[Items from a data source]
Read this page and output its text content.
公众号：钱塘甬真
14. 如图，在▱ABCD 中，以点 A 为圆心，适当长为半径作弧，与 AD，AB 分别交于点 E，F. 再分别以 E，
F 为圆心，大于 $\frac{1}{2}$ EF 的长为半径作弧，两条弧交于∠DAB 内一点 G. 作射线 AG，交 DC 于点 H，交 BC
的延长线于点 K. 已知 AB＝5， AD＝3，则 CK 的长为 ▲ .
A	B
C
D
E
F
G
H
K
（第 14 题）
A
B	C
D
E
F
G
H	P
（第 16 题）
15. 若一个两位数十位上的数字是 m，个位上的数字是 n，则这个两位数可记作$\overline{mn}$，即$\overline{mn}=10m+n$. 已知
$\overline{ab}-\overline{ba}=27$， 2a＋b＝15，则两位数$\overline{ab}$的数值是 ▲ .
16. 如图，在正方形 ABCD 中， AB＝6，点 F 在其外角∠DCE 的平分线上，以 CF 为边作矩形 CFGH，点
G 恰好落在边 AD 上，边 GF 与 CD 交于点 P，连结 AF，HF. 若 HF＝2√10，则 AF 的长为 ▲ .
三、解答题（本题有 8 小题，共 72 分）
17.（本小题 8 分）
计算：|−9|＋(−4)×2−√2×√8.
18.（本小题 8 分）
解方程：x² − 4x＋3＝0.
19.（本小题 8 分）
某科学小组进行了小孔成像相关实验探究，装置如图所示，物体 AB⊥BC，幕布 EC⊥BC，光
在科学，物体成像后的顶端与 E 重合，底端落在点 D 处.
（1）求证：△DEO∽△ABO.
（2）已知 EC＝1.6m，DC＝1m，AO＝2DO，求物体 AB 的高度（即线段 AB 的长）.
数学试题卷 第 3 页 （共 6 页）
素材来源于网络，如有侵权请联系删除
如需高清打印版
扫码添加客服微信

> _SET TASK_:
What is the number of lines above that hold the string "overline"? Answer with that number alone.

> _TASK SOLUTION_:
2